- To be done
Report how many lines below contain the word "CURRENT". Give only the number.

-- BEGIN Provided records --

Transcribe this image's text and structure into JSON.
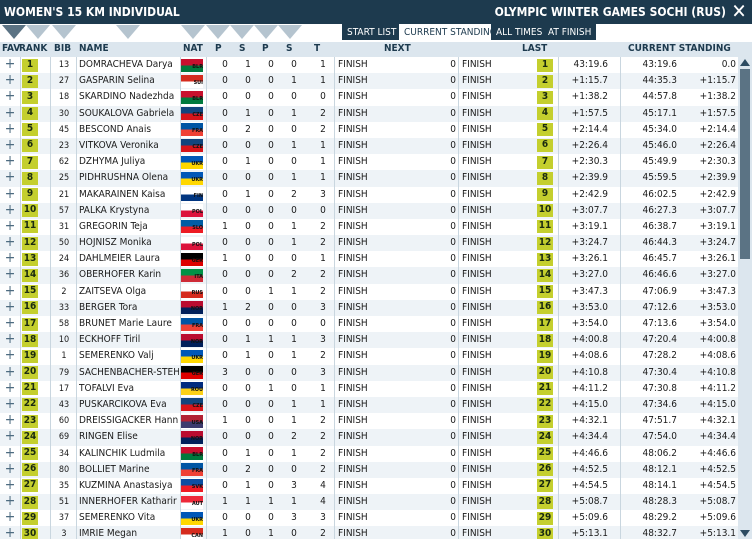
{
  "title": "WOMEN'S 15 KM INDIVIDUAL",
  "event": "OLYMPIC WINTER GAMES SOCHI (RUS)",
  "toolbar": {
    "start_list": "START LIST",
    "current_standing": "CURRENT STANDING",
    "all_times": "ALL TIMES",
    "at_finish": "AT FINISH"
  },
  "headers": {
    "fav": "FAV",
    "rank": "RANK",
    "bib": "BIB",
    "name": "NAME",
    "nat": "NAT",
    "p1": "P",
    "s1": "S",
    "p2": "P",
    "s2": "S",
    "t": "T",
    "next": "NEXT",
    "last": "LAST",
    "current": "CURRENT STANDING"
  },
  "colors": {
    "header_bg": "#1d3a4e",
    "rank_badge": "#c4cf2e",
    "row_alt": "#eef3f7"
  },
  "rows": [
    {
      "rank": "1",
      "bib": "13",
      "name": "DOMRACHEVA Darya",
      "nat": "BLR",
      "p1": "0",
      "s1": "1",
      "p2": "0",
      "s2": "0",
      "t": "1",
      "next": "FINISH",
      "nextv": "0",
      "last": "FINISH",
      "lrank": "1",
      "diff": "43:19.6",
      "time": "43:19.6",
      "cdiff": "0.0"
    },
    {
      "rank": "2",
      "bib": "27",
      "name": "GASPARIN Selina",
      "nat": "SUI",
      "p1": "0",
      "s1": "0",
      "p2": "0",
      "s2": "1",
      "t": "1",
      "next": "FINISH",
      "nextv": "0",
      "last": "FINISH",
      "lrank": "2",
      "diff": "+1:15.7",
      "time": "44:35.3",
      "cdiff": "+1:15.7"
    },
    {
      "rank": "3",
      "bib": "18",
      "name": "SKARDINO Nadezhda",
      "nat": "BLR",
      "p1": "0",
      "s1": "0",
      "p2": "0",
      "s2": "0",
      "t": "0",
      "next": "FINISH",
      "nextv": "0",
      "last": "FINISH",
      "lrank": "3",
      "diff": "+1:38.2",
      "time": "44:57.8",
      "cdiff": "+1:38.2"
    },
    {
      "rank": "4",
      "bib": "30",
      "name": "SOUKALOVA Gabriela",
      "nat": "CZE",
      "p1": "0",
      "s1": "1",
      "p2": "0",
      "s2": "1",
      "t": "2",
      "next": "FINISH",
      "nextv": "0",
      "last": "FINISH",
      "lrank": "4",
      "diff": "+1:57.5",
      "time": "45:17.1",
      "cdiff": "+1:57.5"
    },
    {
      "rank": "5",
      "bib": "45",
      "name": "BESCOND Anais",
      "nat": "FRA",
      "p1": "0",
      "s1": "2",
      "p2": "0",
      "s2": "0",
      "t": "2",
      "next": "FINISH",
      "nextv": "0",
      "last": "FINISH",
      "lrank": "5",
      "diff": "+2:14.4",
      "time": "45:34.0",
      "cdiff": "+2:14.4"
    },
    {
      "rank": "6",
      "bib": "23",
      "name": "VITKOVA Veronika",
      "nat": "CZE",
      "p1": "0",
      "s1": "0",
      "p2": "0",
      "s2": "1",
      "t": "1",
      "next": "FINISH",
      "nextv": "0",
      "last": "FINISH",
      "lrank": "6",
      "diff": "+2:26.4",
      "time": "45:46.0",
      "cdiff": "+2:26.4"
    },
    {
      "rank": "7",
      "bib": "62",
      "name": "DZHYMA Juliya",
      "nat": "UKR",
      "p1": "0",
      "s1": "1",
      "p2": "0",
      "s2": "0",
      "t": "1",
      "next": "FINISH",
      "nextv": "0",
      "last": "FINISH",
      "lrank": "7",
      "diff": "+2:30.3",
      "time": "45:49.9",
      "cdiff": "+2:30.3"
    },
    {
      "rank": "8",
      "bib": "25",
      "name": "PIDHRUSHNA Olena",
      "nat": "UKR",
      "p1": "0",
      "s1": "0",
      "p2": "0",
      "s2": "1",
      "t": "1",
      "next": "FINISH",
      "nextv": "0",
      "last": "FINISH",
      "lrank": "8",
      "diff": "+2:39.9",
      "time": "45:59.5",
      "cdiff": "+2:39.9"
    },
    {
      "rank": "9",
      "bib": "21",
      "name": "MAKARAINEN Kaisa",
      "nat": "FIN",
      "p1": "0",
      "s1": "1",
      "p2": "0",
      "s2": "2",
      "t": "3",
      "next": "FINISH",
      "nextv": "0",
      "last": "FINISH",
      "lrank": "9",
      "diff": "+2:42.9",
      "time": "46:02.5",
      "cdiff": "+2:42.9"
    },
    {
      "rank": "10",
      "bib": "57",
      "name": "PALKA Krystyna",
      "nat": "POL",
      "p1": "0",
      "s1": "0",
      "p2": "0",
      "s2": "0",
      "t": "0",
      "next": "FINISH",
      "nextv": "0",
      "last": "FINISH",
      "lrank": "10",
      "diff": "+3:07.7",
      "time": "46:27.3",
      "cdiff": "+3:07.7"
    },
    {
      "rank": "11",
      "bib": "31",
      "name": "GREGORIN Teja",
      "nat": "SLO",
      "p1": "1",
      "s1": "0",
      "p2": "0",
      "s2": "1",
      "t": "2",
      "next": "FINISH",
      "nextv": "0",
      "last": "FINISH",
      "lrank": "11",
      "diff": "+3:19.1",
      "time": "46:38.7",
      "cdiff": "+3:19.1"
    },
    {
      "rank": "12",
      "bib": "50",
      "name": "HOJNISZ Monika",
      "nat": "POL",
      "p1": "0",
      "s1": "0",
      "p2": "0",
      "s2": "1",
      "t": "2",
      "next": "FINISH",
      "nextv": "0",
      "last": "FINISH",
      "lrank": "12",
      "diff": "+3:24.7",
      "time": "46:44.3",
      "cdiff": "+3:24.7"
    },
    {
      "rank": "13",
      "bib": "24",
      "name": "DAHLMEIER Laura",
      "nat": "GER",
      "p1": "1",
      "s1": "0",
      "p2": "0",
      "s2": "0",
      "t": "1",
      "next": "FINISH",
      "nextv": "0",
      "last": "FINISH",
      "lrank": "13",
      "diff": "+3:26.1",
      "time": "46:45.7",
      "cdiff": "+3:26.1"
    },
    {
      "rank": "14",
      "bib": "36",
      "name": "OBERHOFER Karin",
      "nat": "ITA",
      "p1": "0",
      "s1": "0",
      "p2": "0",
      "s2": "2",
      "t": "2",
      "next": "FINISH",
      "nextv": "0",
      "last": "FINISH",
      "lrank": "14",
      "diff": "+3:27.0",
      "time": "46:46.6",
      "cdiff": "+3:27.0"
    },
    {
      "rank": "15",
      "bib": "2",
      "name": "ZAITSEVA Olga",
      "nat": "RUS",
      "p1": "0",
      "s1": "0",
      "p2": "1",
      "s2": "1",
      "t": "2",
      "next": "FINISH",
      "nextv": "0",
      "last": "FINISH",
      "lrank": "15",
      "diff": "+3:47.3",
      "time": "47:06.9",
      "cdiff": "+3:47.3"
    },
    {
      "rank": "16",
      "bib": "33",
      "name": "BERGER Tora",
      "nat": "NOR",
      "p1": "1",
      "s1": "2",
      "p2": "0",
      "s2": "0",
      "t": "3",
      "next": "FINISH",
      "nextv": "0",
      "last": "FINISH",
      "lrank": "16",
      "diff": "+3:53.0",
      "time": "47:12.6",
      "cdiff": "+3:53.0"
    },
    {
      "rank": "17",
      "bib": "58",
      "name": "BRUNET Marie Laure",
      "nat": "FRA",
      "p1": "0",
      "s1": "0",
      "p2": "0",
      "s2": "0",
      "t": "0",
      "next": "FINISH",
      "nextv": "0",
      "last": "FINISH",
      "lrank": "17",
      "diff": "+3:54.0",
      "time": "47:13.6",
      "cdiff": "+3:54.0"
    },
    {
      "rank": "18",
      "bib": "10",
      "name": "ECKHOFF Tiril",
      "nat": "NOR",
      "p1": "0",
      "s1": "1",
      "p2": "1",
      "s2": "1",
      "t": "3",
      "next": "FINISH",
      "nextv": "0",
      "last": "FINISH",
      "lrank": "18",
      "diff": "+4:00.8",
      "time": "47:20.4",
      "cdiff": "+4:00.8"
    },
    {
      "rank": "19",
      "bib": "1",
      "name": "SEMERENKO Valj",
      "nat": "UKR",
      "p1": "0",
      "s1": "1",
      "p2": "0",
      "s2": "1",
      "t": "2",
      "next": "FINISH",
      "nextv": "0",
      "last": "FINISH",
      "lrank": "19",
      "diff": "+4:08.6",
      "time": "47:28.2",
      "cdiff": "+4:08.6"
    },
    {
      "rank": "20",
      "bib": "79",
      "name": "SACHENBACHER-STEH",
      "nat": "GER",
      "p1": "3",
      "s1": "0",
      "p2": "0",
      "s2": "0",
      "t": "3",
      "next": "FINISH",
      "nextv": "0",
      "last": "FINISH",
      "lrank": "20",
      "diff": "+4:10.8",
      "time": "47:30.4",
      "cdiff": "+4:10.8"
    },
    {
      "rank": "21",
      "bib": "17",
      "name": "TOFALVI Eva",
      "nat": "ROU",
      "p1": "0",
      "s1": "0",
      "p2": "1",
      "s2": "0",
      "t": "1",
      "next": "FINISH",
      "nextv": "0",
      "last": "FINISH",
      "lrank": "21",
      "diff": "+4:11.2",
      "time": "47:30.8",
      "cdiff": "+4:11.2"
    },
    {
      "rank": "22",
      "bib": "43",
      "name": "PUSKARCIKOVA Eva",
      "nat": "CZE",
      "p1": "0",
      "s1": "0",
      "p2": "0",
      "s2": "1",
      "t": "1",
      "next": "FINISH",
      "nextv": "0",
      "last": "FINISH",
      "lrank": "22",
      "diff": "+4:15.0",
      "time": "47:34.6",
      "cdiff": "+4:15.0"
    },
    {
      "rank": "23",
      "bib": "60",
      "name": "DREISSIGACKER Hann",
      "nat": "USA",
      "p1": "1",
      "s1": "0",
      "p2": "0",
      "s2": "1",
      "t": "2",
      "next": "FINISH",
      "nextv": "0",
      "last": "FINISH",
      "lrank": "23",
      "diff": "+4:32.1",
      "time": "47:51.7",
      "cdiff": "+4:32.1"
    },
    {
      "rank": "24",
      "bib": "69",
      "name": "RINGEN Elise",
      "nat": "NOR",
      "p1": "0",
      "s1": "0",
      "p2": "0",
      "s2": "2",
      "t": "2",
      "next": "FINISH",
      "nextv": "0",
      "last": "FINISH",
      "lrank": "24",
      "diff": "+4:34.4",
      "time": "47:54.0",
      "cdiff": "+4:34.4"
    },
    {
      "rank": "25",
      "bib": "34",
      "name": "KALINCHIK Ludmila",
      "nat": "BLR",
      "p1": "0",
      "s1": "1",
      "p2": "0",
      "s2": "1",
      "t": "2",
      "next": "FINISH",
      "nextv": "0",
      "last": "FINISH",
      "lrank": "25",
      "diff": "+4:46.6",
      "time": "48:06.2",
      "cdiff": "+4:46.6"
    },
    {
      "rank": "26",
      "bib": "80",
      "name": "BOLLIET Marine",
      "nat": "FRA",
      "p1": "0",
      "s1": "2",
      "p2": "0",
      "s2": "0",
      "t": "2",
      "next": "FINISH",
      "nextv": "0",
      "last": "FINISH",
      "lrank": "26",
      "diff": "+4:52.5",
      "time": "48:12.1",
      "cdiff": "+4:52.5"
    },
    {
      "rank": "27",
      "bib": "35",
      "name": "KUZMINA Anastasiya",
      "nat": "SVK",
      "p1": "0",
      "s1": "1",
      "p2": "0",
      "s2": "3",
      "t": "4",
      "next": "FINISH",
      "nextv": "0",
      "last": "FINISH",
      "lrank": "27",
      "diff": "+4:54.5",
      "time": "48:14.1",
      "cdiff": "+4:54.5"
    },
    {
      "rank": "28",
      "bib": "51",
      "name": "INNERHOFER Katharir",
      "nat": "AUT",
      "p1": "1",
      "s1": "1",
      "p2": "1",
      "s2": "1",
      "t": "4",
      "next": "FINISH",
      "nextv": "0",
      "last": "FINISH",
      "lrank": "28",
      "diff": "+5:08.7",
      "time": "48:28.3",
      "cdiff": "+5:08.7"
    },
    {
      "rank": "29",
      "bib": "37",
      "name": "SEMERENKO Vita",
      "nat": "UKR",
      "p1": "0",
      "s1": "0",
      "p2": "0",
      "s2": "3",
      "t": "3",
      "next": "FINISH",
      "nextv": "0",
      "last": "FINISH",
      "lrank": "29",
      "diff": "+5:09.6",
      "time": "48:29.2",
      "cdiff": "+5:09.6"
    },
    {
      "rank": "30",
      "bib": "3",
      "name": "IMRIE Megan",
      "nat": "CAN",
      "p1": "1",
      "s1": "0",
      "p2": "1",
      "s2": "0",
      "t": "2",
      "next": "FINISH",
      "nextv": "0",
      "last": "FINISH",
      "lrank": "30",
      "diff": "+5:13.1",
      "time": "48:32.7",
      "cdiff": "+5:13.1"
    }
  ]
}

-- END Provided records --

- Answer to the task
2